▶ **WHAT NEEDS TO BE DONE**:
Rewrite all of the rows below with "bounding boxes" changed to "box coordinates" everywhere it appears and nothing else altered, leaving out the pictures.

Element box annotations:
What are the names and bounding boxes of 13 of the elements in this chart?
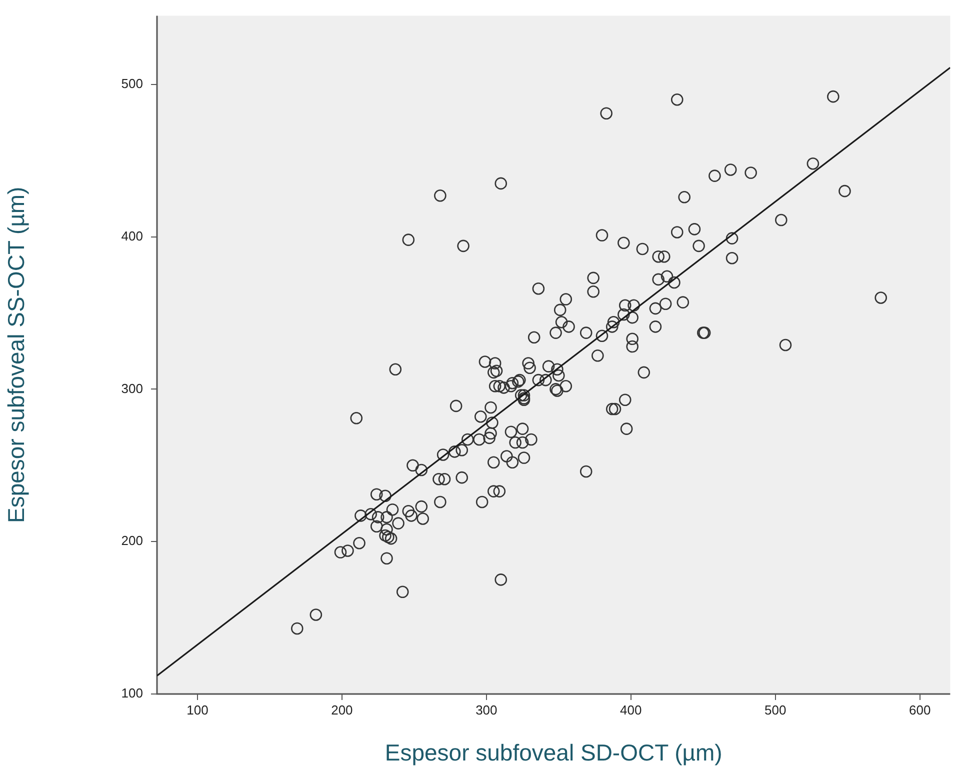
x-tick-label: 200 (331, 702, 353, 718)
x-tick-label: 100 (186, 702, 208, 718)
x-tick-label: 600 (909, 702, 931, 718)
x-tick-label: 300 (476, 702, 498, 718)
y-axis-title: Espesor subfoveal SS-OCT (µm) (3, 186, 30, 524)
y-tick-label: 500 (121, 76, 143, 91)
y-tick-label: 300 (121, 380, 143, 396)
x-tick-label: 500 (764, 702, 786, 718)
y-tick-label: 400 (121, 228, 143, 244)
y-tick-label: 200 (121, 533, 143, 548)
x-tick-label: 400 (620, 702, 642, 718)
x-axis-title: Espesor subfoveal SD-OCT (µm) (384, 740, 722, 766)
y-tick-label: 100 (121, 686, 143, 701)
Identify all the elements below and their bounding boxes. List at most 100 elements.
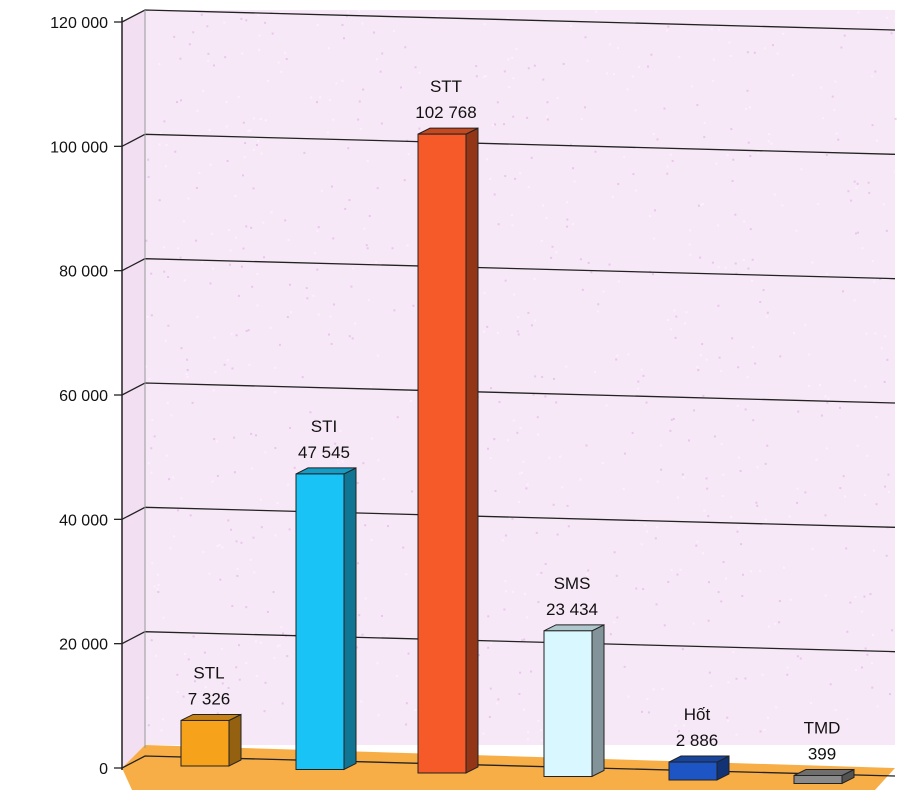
- wall-texture-dot: [231, 367, 234, 370]
- wall-texture-dot: [642, 374, 645, 377]
- wall-texture-dot: [669, 429, 672, 432]
- wall-texture-dot: [242, 121, 245, 124]
- wall-texture-dot: [786, 673, 789, 676]
- wall-texture-dot: [247, 329, 250, 332]
- wall-texture-dot: [750, 280, 753, 283]
- wall-texture-dot: [320, 189, 323, 192]
- wall-texture-dot: [837, 138, 840, 141]
- wall-texture-dot: [542, 78, 545, 81]
- wall-texture-dot: [533, 64, 536, 67]
- wall-texture-dot: [565, 365, 568, 368]
- wall-texture-dot: [726, 716, 729, 719]
- wall-texture-dot: [377, 459, 380, 462]
- wall-texture-dot: [854, 232, 857, 235]
- wall-texture-dot: [158, 63, 161, 66]
- wall-texture-dot: [493, 438, 496, 441]
- wall-texture-dot: [159, 132, 162, 135]
- wall-texture-dot: [211, 480, 214, 483]
- wall-texture-dot: [270, 211, 273, 214]
- wall-texture-dot: [822, 117, 825, 120]
- wall-texture-dot: [259, 117, 262, 120]
- wall-texture-dot: [176, 509, 179, 512]
- wall-texture-dot: [316, 23, 319, 26]
- wall-texture-dot: [508, 85, 511, 88]
- wall-texture-dot: [255, 144, 258, 147]
- wall-texture-dot: [626, 88, 629, 91]
- wall-texture-dot: [677, 496, 680, 499]
- wall-texture-dot: [511, 224, 514, 227]
- wall-texture-dot: [850, 199, 853, 202]
- wall-texture-dot: [487, 646, 490, 649]
- wall-texture-dot: [521, 639, 524, 642]
- bar-category-label: Hốt: [684, 705, 711, 724]
- wall-texture-dot: [853, 180, 856, 183]
- wall-texture-dot: [695, 544, 698, 547]
- wall-texture-dot: [252, 148, 255, 151]
- wall-texture-dot: [176, 673, 179, 676]
- wall-texture-dot: [729, 54, 732, 57]
- wall-texture-dot: [843, 34, 846, 37]
- wall-texture-dot: [757, 151, 760, 154]
- wall-texture-dot: [507, 58, 510, 61]
- wall-texture-dot: [157, 583, 160, 586]
- wall-texture-dot: [361, 633, 364, 636]
- wall-texture-dot: [854, 595, 857, 598]
- wall-texture-dot: [276, 502, 279, 505]
- wall-texture-dot: [209, 282, 212, 285]
- wall-texture-dot: [241, 52, 244, 55]
- wall-texture-dot: [155, 654, 158, 657]
- wall-texture-dot: [687, 439, 690, 442]
- wall-texture-dot: [703, 121, 706, 124]
- wall-texture-dot: [327, 47, 330, 50]
- wall-texture-dot: [699, 256, 702, 259]
- wall-texture-dot: [189, 514, 192, 517]
- wall-texture-dot: [541, 630, 544, 633]
- wall-texture-dot: [623, 156, 626, 159]
- wall-texture-dot: [494, 123, 497, 126]
- wall-texture-dot: [778, 621, 781, 624]
- wall-texture-dot: [834, 709, 837, 712]
- wall-texture-dot: [752, 419, 755, 422]
- wall-texture-dot: [546, 101, 549, 104]
- wall-texture-dot: [301, 376, 304, 379]
- wall-texture-dot: [855, 186, 858, 189]
- wall-texture-dot: [407, 390, 410, 393]
- wall-texture-dot: [688, 243, 691, 246]
- wall-texture-dot: [672, 417, 675, 420]
- wall-texture-dot: [663, 624, 666, 627]
- wall-texture-dot: [779, 355, 782, 358]
- wall-texture-dot: [606, 72, 609, 75]
- wall-texture-dot: [825, 447, 828, 450]
- wall-texture-dot: [475, 75, 478, 78]
- wall-texture-dot: [175, 101, 178, 104]
- wall-texture-dot: [147, 158, 150, 161]
- wall-texture-dot: [683, 724, 686, 727]
- wall-texture-dot: [697, 369, 700, 372]
- bar-stl: [180, 719, 230, 767]
- wall-texture-dot: [264, 119, 267, 122]
- wall-texture-dot: [350, 285, 353, 288]
- wall-texture-dot: [412, 304, 415, 307]
- wall-texture-dot: [216, 474, 219, 477]
- wall-texture-dot: [569, 143, 572, 146]
- wall-texture-dot: [362, 462, 365, 465]
- bar-stl-side: [228, 713, 242, 767]
- wall-texture-dot: [310, 96, 313, 99]
- wall-texture-dot: [527, 67, 530, 70]
- wall-texture-dot: [153, 435, 156, 438]
- wall-texture-dot: [315, 422, 318, 425]
- wall-texture-dot: [305, 287, 308, 290]
- wall-texture-dot: [647, 711, 650, 714]
- wall-texture-dot: [233, 436, 236, 439]
- wall-texture-dot: [273, 657, 276, 660]
- wall-texture-dot: [703, 509, 706, 512]
- wall-texture-dot: [536, 573, 539, 576]
- wall-texture-dot: [356, 646, 359, 649]
- wall-texture-dot: [490, 387, 493, 390]
- wall-texture-dot: [735, 272, 738, 275]
- wall-texture-dot: [781, 204, 784, 207]
- wall-texture-dot: [864, 647, 867, 650]
- wall-texture-dot: [187, 197, 190, 200]
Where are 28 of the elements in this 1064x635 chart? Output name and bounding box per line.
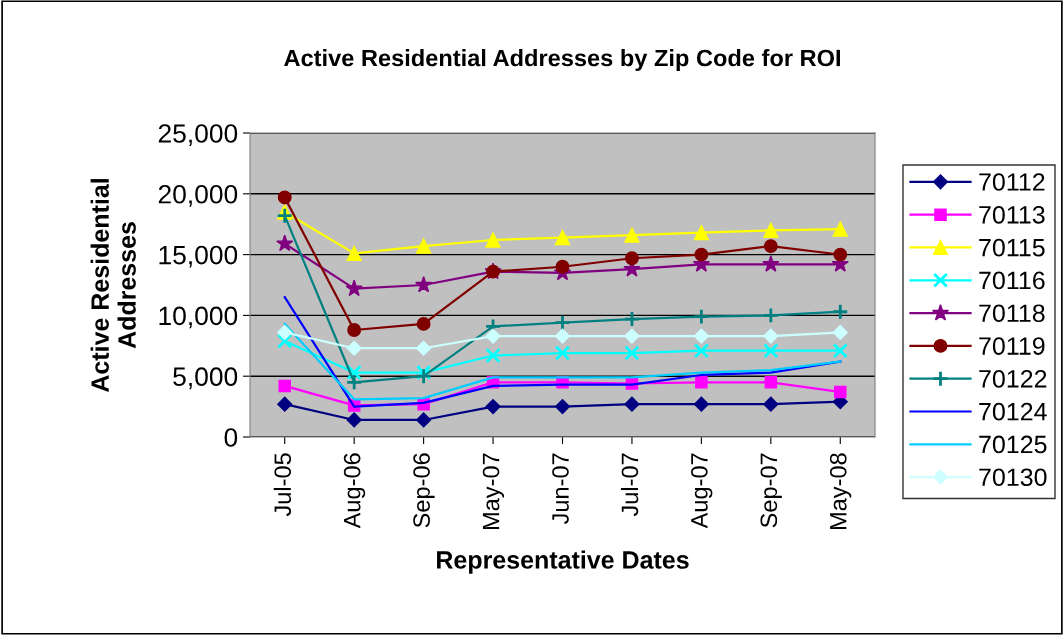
x-tick-label: May-07 <box>482 453 505 530</box>
legend-label: 70130 <box>979 468 1047 487</box>
x-tick-label: Jul-05 <box>273 453 292 517</box>
y-tick-label: 25,000 <box>158 124 238 146</box>
x-tick-label: Jun-07 <box>552 453 569 525</box>
legend-label: 70116 <box>979 271 1045 290</box>
y-tick-label: 20,000 <box>158 184 238 207</box>
y-tick-label: 0 <box>224 428 238 447</box>
x-tick-label: May-08 <box>829 453 852 530</box>
legend-label: 70119 <box>979 337 1045 355</box>
x-tick-label: Sep-06 <box>413 453 435 528</box>
legend-label: 70118 <box>979 304 1045 323</box>
legend-label: 70113 <box>979 205 1045 224</box>
y-tick-label: 10,000 <box>159 306 238 329</box>
x-axis-title: Representative Dates <box>437 550 689 574</box>
legend-label: 70112 <box>979 173 1045 191</box>
x-tick-label: Aug-06 <box>343 453 366 529</box>
x-tick-label: Jul-07 <box>620 453 639 517</box>
legend-label: 70115 <box>979 238 1045 257</box>
legend-label: 70122 <box>979 369 1047 388</box>
y-tick-label: 5,000 <box>173 367 238 390</box>
y-axis-title: Active Residential Addresses <box>90 179 136 393</box>
x-tick-label: Aug-07 <box>691 453 713 529</box>
x-tick-label: Sep-07 <box>760 453 782 528</box>
y-tick-label: 15,000 <box>159 245 238 268</box>
legend-label: 70125 <box>979 435 1047 454</box>
chart-title: Active Residential Addresses by Zip Code for ROI <box>284 49 840 72</box>
legend-label: 70124 <box>979 402 1047 421</box>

▶ **RESULT**:
What are the names and box coordinates of 13 of the elements in this chart?
x-tick-label: 200 (331, 702, 353, 718)
x-tick-label: 100 (186, 702, 208, 718)
x-tick-label: 600 (909, 702, 931, 718)
x-tick-label: 300 (476, 702, 498, 718)
y-axis-title: Espesor subfoveal SS-OCT (µm) (3, 186, 30, 524)
y-tick-label: 500 (121, 76, 143, 91)
y-tick-label: 300 (121, 380, 143, 396)
x-tick-label: 500 (764, 702, 786, 718)
y-tick-label: 400 (121, 228, 143, 244)
y-tick-label: 200 (121, 533, 143, 548)
x-tick-label: 400 (620, 702, 642, 718)
x-axis-title: Espesor subfoveal SD-OCT (µm) (384, 740, 722, 766)
y-tick-label: 100 (121, 686, 143, 701)
Identify all the elements below and their box coordinates. List at most 100 elements.
- wall-texture-dot: [231, 367, 234, 370]
- wall-texture-dot: [642, 374, 645, 377]
- wall-texture-dot: [669, 429, 672, 432]
- wall-texture-dot: [242, 121, 245, 124]
- wall-texture-dot: [786, 673, 789, 676]
- wall-texture-dot: [247, 329, 250, 332]
- wall-texture-dot: [750, 280, 753, 283]
- wall-texture-dot: [320, 189, 323, 192]
- wall-texture-dot: [837, 138, 840, 141]
- wall-texture-dot: [542, 78, 545, 81]
- wall-texture-dot: [533, 64, 536, 67]
- wall-texture-dot: [565, 365, 568, 368]
- wall-texture-dot: [726, 716, 729, 719]
- wall-texture-dot: [377, 459, 380, 462]
- wall-texture-dot: [854, 232, 857, 235]
- wall-texture-dot: [158, 63, 161, 66]
- wall-texture-dot: [493, 438, 496, 441]
- wall-texture-dot: [159, 132, 162, 135]
- wall-texture-dot: [211, 480, 214, 483]
- wall-texture-dot: [270, 211, 273, 214]
- wall-texture-dot: [822, 117, 825, 120]
- wall-texture-dot: [259, 117, 262, 120]
- wall-texture-dot: [176, 509, 179, 512]
- wall-texture-dot: [316, 23, 319, 26]
- wall-texture-dot: [508, 85, 511, 88]
- wall-texture-dot: [255, 144, 258, 147]
- wall-texture-dot: [626, 88, 629, 91]
- wall-texture-dot: [677, 496, 680, 499]
- wall-texture-dot: [511, 224, 514, 227]
- wall-texture-dot: [850, 199, 853, 202]
- wall-texture-dot: [487, 646, 490, 649]
- wall-texture-dot: [521, 639, 524, 642]
- bar-category-label: Hốt: [684, 705, 711, 724]
- wall-texture-dot: [853, 180, 856, 183]
- wall-texture-dot: [695, 544, 698, 547]
- wall-texture-dot: [252, 148, 255, 151]
- wall-texture-dot: [176, 673, 179, 676]
- wall-texture-dot: [729, 54, 732, 57]
- wall-texture-dot: [843, 34, 846, 37]
- wall-texture-dot: [757, 151, 760, 154]
- wall-texture-dot: [507, 58, 510, 61]
- wall-texture-dot: [157, 583, 160, 586]
- wall-texture-dot: [361, 633, 364, 636]
- wall-texture-dot: [854, 595, 857, 598]
- wall-texture-dot: [276, 502, 279, 505]
- wall-texture-dot: [209, 282, 212, 285]
- wall-texture-dot: [241, 52, 244, 55]
- wall-texture-dot: [155, 654, 158, 657]
- wall-texture-dot: [687, 439, 690, 442]
- wall-texture-dot: [703, 121, 706, 124]
- wall-texture-dot: [327, 47, 330, 50]
- wall-texture-dot: [699, 256, 702, 259]
- wall-texture-dot: [189, 514, 192, 517]
- wall-texture-dot: [541, 630, 544, 633]
- wall-texture-dot: [623, 156, 626, 159]
- wall-texture-dot: [494, 123, 497, 126]
- wall-texture-dot: [778, 621, 781, 624]
- wall-texture-dot: [834, 709, 837, 712]
- wall-texture-dot: [752, 419, 755, 422]
- wall-texture-dot: [546, 101, 549, 104]
- wall-texture-dot: [301, 376, 304, 379]
- wall-texture-dot: [855, 186, 858, 189]
- wall-texture-dot: [407, 390, 410, 393]
- wall-texture-dot: [688, 243, 691, 246]
- wall-texture-dot: [672, 417, 675, 420]
- wall-texture-dot: [663, 624, 666, 627]
- wall-texture-dot: [779, 355, 782, 358]
- wall-texture-dot: [606, 72, 609, 75]
- wall-texture-dot: [825, 447, 828, 450]
- wall-texture-dot: [475, 75, 478, 78]
- wall-texture-dot: [175, 101, 178, 104]
- wall-texture-dot: [147, 158, 150, 161]
- wall-texture-dot: [683, 724, 686, 727]
- wall-texture-dot: [697, 369, 700, 372]
- bar-stl: [180, 719, 230, 767]
- wall-texture-dot: [264, 119, 267, 122]
- wall-texture-dot: [350, 285, 353, 288]
- wall-texture-dot: [412, 304, 415, 307]
- wall-texture-dot: [216, 474, 219, 477]
- wall-texture-dot: [569, 143, 572, 146]
- wall-texture-dot: [362, 462, 365, 465]
- bar-stl-side: [228, 713, 242, 767]
- wall-texture-dot: [310, 96, 313, 99]
- wall-texture-dot: [527, 67, 530, 70]
- wall-texture-dot: [153, 435, 156, 438]
- wall-texture-dot: [315, 422, 318, 425]
- wall-texture-dot: [305, 287, 308, 290]
- wall-texture-dot: [647, 711, 650, 714]
- wall-texture-dot: [233, 436, 236, 439]
- wall-texture-dot: [273, 657, 276, 660]
- wall-texture-dot: [703, 509, 706, 512]
- wall-texture-dot: [536, 573, 539, 576]
- wall-texture-dot: [356, 646, 359, 649]
- wall-texture-dot: [490, 387, 493, 390]
- wall-texture-dot: [735, 272, 738, 275]
- wall-texture-dot: [781, 204, 784, 207]
- wall-texture-dot: [864, 647, 867, 650]
- wall-texture-dot: [187, 197, 190, 200]
Where are 28 of the elements in this 1064x635 chart? Output name and bounding box per line.
x-tick-label: May-07 <box>482 453 505 530</box>
legend-label: 70130 <box>979 468 1047 487</box>
x-tick-label: Jul-05 <box>273 453 292 517</box>
y-tick-label: 25,000 <box>158 124 238 146</box>
x-tick-label: Jun-07 <box>552 453 569 525</box>
legend-label: 70116 <box>979 271 1045 290</box>
y-tick-label: 20,000 <box>158 184 238 207</box>
y-tick-label: 0 <box>224 428 238 447</box>
x-tick-label: May-08 <box>829 453 852 530</box>
legend-label: 70119 <box>979 337 1045 355</box>
x-tick-label: Sep-06 <box>413 453 435 528</box>
legend-label: 70118 <box>979 304 1045 323</box>
legend-label: 70113 <box>979 205 1045 224</box>
y-tick-label: 10,000 <box>159 306 238 329</box>
x-axis-title: Representative Dates <box>437 550 689 574</box>
legend-label: 70112 <box>979 173 1045 191</box>
x-tick-label: Aug-06 <box>343 453 366 529</box>
x-tick-label: Jul-07 <box>620 453 639 517</box>
legend-label: 70115 <box>979 238 1045 257</box>
legend-label: 70122 <box>979 369 1047 388</box>
y-tick-label: 5,000 <box>173 367 238 390</box>
y-axis-title: Active Residential Addresses <box>90 179 136 393</box>
x-tick-label: Aug-07 <box>691 453 713 529</box>
x-tick-label: Sep-07 <box>760 453 782 528</box>
y-tick-label: 15,000 <box>159 245 238 268</box>
legend-label: 70125 <box>979 435 1047 454</box>
chart-title: Active Residential Addresses by Zip Code for ROI <box>284 49 840 72</box>
legend-label: 70124 <box>979 402 1047 421</box>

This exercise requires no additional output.